__Brief__:
Find the lines that hold the word "Heel" and return them.

* start Data to process *

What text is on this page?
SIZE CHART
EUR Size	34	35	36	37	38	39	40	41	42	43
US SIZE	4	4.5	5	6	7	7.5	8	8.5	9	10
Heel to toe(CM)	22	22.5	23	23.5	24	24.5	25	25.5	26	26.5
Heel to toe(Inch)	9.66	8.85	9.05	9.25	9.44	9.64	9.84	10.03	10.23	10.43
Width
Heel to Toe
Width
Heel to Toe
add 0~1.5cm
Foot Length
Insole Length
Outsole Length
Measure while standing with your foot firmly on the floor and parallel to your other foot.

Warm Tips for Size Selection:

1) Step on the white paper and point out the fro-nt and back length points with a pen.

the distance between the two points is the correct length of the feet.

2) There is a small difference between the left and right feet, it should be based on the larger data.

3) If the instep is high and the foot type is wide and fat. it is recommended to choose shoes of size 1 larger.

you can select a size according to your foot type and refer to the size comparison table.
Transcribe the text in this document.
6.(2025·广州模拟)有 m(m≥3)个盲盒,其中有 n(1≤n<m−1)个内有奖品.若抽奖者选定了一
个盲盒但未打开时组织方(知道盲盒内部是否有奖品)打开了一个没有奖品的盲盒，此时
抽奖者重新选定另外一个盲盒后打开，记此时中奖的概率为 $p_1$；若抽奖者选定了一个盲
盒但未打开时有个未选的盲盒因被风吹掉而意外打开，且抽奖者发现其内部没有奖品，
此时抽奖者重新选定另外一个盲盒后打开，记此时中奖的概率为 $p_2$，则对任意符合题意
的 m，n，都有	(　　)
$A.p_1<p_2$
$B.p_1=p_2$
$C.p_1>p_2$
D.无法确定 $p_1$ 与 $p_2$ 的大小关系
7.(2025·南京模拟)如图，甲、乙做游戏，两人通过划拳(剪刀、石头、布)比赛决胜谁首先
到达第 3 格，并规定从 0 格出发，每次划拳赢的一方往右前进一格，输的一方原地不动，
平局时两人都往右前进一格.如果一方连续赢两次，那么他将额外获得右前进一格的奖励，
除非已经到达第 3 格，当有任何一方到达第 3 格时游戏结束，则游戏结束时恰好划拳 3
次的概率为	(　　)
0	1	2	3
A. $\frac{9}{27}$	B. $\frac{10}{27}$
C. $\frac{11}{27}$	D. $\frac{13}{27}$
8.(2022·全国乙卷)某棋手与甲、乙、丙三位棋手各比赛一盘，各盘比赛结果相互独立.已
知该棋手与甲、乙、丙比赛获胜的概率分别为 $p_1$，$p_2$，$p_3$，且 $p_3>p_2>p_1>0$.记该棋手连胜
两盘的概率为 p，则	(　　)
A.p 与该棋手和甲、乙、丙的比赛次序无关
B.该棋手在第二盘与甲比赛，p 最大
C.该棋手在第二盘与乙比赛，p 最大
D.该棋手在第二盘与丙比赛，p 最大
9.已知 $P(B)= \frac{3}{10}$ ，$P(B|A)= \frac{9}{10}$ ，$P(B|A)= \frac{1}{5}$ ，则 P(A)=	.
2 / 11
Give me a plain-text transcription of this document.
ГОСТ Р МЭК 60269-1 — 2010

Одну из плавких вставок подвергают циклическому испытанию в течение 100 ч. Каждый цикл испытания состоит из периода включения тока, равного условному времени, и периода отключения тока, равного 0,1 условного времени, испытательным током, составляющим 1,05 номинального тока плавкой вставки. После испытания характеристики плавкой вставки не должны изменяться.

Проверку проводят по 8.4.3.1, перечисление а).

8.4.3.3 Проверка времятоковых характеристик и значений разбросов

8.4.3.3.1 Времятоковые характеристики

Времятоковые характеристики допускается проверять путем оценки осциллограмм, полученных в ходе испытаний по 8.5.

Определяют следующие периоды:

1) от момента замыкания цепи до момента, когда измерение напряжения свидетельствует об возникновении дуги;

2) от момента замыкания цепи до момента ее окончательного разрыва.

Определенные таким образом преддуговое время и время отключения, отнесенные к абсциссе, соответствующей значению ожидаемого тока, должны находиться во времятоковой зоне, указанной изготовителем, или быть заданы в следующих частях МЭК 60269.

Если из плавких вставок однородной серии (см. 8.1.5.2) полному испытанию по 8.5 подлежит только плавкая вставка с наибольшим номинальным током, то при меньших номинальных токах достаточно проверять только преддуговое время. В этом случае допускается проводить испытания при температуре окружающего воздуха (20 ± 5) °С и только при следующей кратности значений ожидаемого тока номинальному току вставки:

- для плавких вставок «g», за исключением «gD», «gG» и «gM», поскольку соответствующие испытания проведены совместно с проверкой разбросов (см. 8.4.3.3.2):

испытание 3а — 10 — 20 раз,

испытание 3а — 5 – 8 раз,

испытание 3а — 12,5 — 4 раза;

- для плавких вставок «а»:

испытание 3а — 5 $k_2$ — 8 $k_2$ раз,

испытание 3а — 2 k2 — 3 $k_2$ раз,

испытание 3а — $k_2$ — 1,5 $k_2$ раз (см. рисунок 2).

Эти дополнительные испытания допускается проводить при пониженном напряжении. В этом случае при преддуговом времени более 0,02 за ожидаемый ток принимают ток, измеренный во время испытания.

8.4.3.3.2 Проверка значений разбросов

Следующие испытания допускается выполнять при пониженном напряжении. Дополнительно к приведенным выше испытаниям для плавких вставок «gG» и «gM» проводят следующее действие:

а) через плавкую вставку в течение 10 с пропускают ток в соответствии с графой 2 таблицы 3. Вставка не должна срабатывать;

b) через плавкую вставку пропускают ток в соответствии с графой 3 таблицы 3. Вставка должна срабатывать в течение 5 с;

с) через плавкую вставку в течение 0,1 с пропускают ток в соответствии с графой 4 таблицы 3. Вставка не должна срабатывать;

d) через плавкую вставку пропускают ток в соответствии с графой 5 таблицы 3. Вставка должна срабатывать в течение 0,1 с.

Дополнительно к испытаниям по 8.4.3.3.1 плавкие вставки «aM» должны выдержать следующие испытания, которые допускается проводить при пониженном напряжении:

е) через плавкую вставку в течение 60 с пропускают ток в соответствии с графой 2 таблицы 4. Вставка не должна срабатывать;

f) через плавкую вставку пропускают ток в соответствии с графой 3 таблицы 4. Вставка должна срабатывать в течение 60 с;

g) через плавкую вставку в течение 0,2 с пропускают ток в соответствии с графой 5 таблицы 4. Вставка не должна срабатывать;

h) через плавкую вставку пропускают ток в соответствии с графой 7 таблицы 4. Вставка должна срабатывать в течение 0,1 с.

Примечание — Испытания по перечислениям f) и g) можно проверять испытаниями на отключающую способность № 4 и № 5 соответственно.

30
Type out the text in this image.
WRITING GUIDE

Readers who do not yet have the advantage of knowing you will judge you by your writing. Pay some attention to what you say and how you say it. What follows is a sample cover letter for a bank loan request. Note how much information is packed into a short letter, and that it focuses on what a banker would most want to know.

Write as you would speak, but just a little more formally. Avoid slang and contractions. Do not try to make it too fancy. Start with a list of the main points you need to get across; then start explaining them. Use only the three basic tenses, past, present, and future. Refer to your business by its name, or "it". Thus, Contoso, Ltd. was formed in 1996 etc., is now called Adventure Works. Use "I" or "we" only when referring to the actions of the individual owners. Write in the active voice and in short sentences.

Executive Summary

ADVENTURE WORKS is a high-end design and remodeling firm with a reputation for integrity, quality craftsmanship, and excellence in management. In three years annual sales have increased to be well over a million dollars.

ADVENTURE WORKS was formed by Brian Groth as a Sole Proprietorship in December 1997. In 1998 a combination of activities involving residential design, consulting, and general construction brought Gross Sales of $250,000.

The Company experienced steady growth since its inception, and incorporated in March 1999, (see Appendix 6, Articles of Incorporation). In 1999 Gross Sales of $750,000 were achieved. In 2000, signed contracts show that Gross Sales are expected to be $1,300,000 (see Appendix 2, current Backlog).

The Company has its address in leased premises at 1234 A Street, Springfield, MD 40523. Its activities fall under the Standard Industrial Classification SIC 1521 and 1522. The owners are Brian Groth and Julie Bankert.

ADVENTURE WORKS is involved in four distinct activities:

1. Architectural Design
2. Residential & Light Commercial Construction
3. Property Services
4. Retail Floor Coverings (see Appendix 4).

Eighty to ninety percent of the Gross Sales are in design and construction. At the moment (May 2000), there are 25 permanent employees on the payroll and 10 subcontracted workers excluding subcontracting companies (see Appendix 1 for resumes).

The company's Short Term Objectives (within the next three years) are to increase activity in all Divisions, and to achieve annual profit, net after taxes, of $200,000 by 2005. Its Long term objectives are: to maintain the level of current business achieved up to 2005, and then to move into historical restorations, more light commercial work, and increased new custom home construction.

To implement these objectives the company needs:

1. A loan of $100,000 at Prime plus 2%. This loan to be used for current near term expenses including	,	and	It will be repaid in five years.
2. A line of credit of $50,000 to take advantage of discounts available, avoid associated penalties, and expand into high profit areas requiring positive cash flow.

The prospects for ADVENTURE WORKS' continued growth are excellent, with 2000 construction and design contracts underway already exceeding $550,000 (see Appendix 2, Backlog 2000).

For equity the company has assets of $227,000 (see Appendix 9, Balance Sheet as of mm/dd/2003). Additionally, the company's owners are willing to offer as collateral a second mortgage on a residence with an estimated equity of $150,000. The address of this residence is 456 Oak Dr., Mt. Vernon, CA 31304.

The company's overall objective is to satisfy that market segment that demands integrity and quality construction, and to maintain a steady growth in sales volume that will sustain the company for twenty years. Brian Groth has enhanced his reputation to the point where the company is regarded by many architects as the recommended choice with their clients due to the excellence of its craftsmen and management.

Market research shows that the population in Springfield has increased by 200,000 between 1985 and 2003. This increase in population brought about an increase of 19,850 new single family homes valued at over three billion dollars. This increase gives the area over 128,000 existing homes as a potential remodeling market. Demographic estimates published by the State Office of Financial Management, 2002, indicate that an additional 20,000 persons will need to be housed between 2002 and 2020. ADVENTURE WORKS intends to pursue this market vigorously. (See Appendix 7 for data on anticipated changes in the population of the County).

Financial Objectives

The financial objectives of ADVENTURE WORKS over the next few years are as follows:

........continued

* end Data to process *

__Response for this exercise__:
Heel to toe(CM)	22	22.5	23	23.5	24	24.5	25	25.5	26	26.5
Heel to toe(Inch)	9.66	8.85	9.05	9.25	9.44	9.64	9.84	10.03	10.23	10.43
Heel to Toe
Heel to Toe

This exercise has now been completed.